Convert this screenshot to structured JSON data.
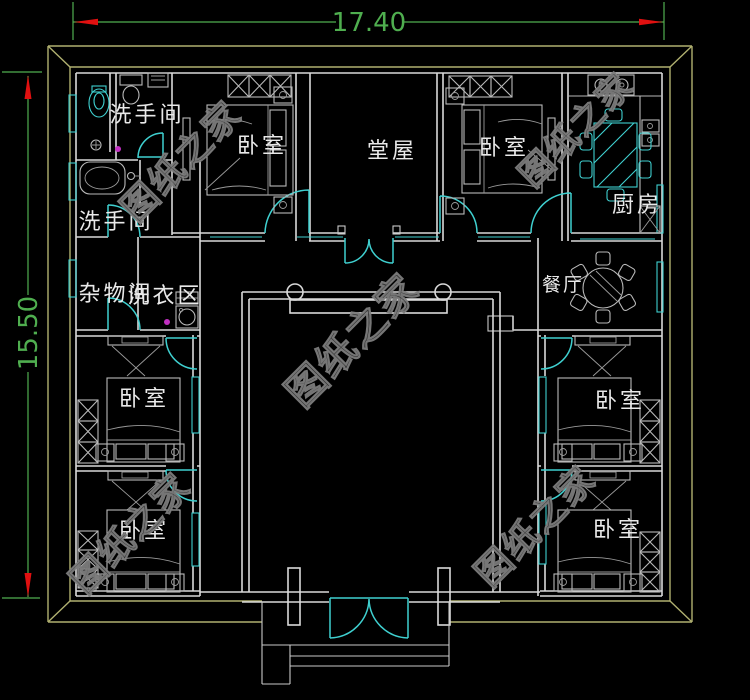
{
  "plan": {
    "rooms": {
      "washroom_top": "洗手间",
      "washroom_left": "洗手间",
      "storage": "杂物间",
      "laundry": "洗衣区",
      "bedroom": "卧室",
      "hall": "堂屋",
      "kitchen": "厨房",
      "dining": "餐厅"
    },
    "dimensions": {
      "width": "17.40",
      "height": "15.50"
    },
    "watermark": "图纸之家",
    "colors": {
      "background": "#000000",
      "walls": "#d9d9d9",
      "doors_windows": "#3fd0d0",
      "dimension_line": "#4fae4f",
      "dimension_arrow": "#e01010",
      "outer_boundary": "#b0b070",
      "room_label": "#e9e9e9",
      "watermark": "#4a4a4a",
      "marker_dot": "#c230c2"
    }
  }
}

Set problem: Every line of text is to be repeated exactly; pictures are left out.

The result:
Convert this screenshot to structured JSON data.
{
  "plan": {
    "rooms": {
      "washroom_top": "洗手间",
      "washroom_left": "洗手间",
      "storage": "杂物间",
      "laundry": "洗衣区",
      "bedroom": "卧室",
      "hall": "堂屋",
      "kitchen": "厨房",
      "dining": "餐厅"
    },
    "dimensions": {
      "width": "17.40",
      "height": "15.50"
    },
    "watermark": "图纸之家",
    "colors": {
      "background": "#000000",
      "walls": "#d9d9d9",
      "doors_windows": "#3fd0d0",
      "dimension_line": "#4fae4f",
      "dimension_arrow": "#e01010",
      "outer_boundary": "#b0b070",
      "room_label": "#e9e9e9",
      "watermark": "#4a4a4a",
      "marker_dot": "#c230c2"
    }
  }
}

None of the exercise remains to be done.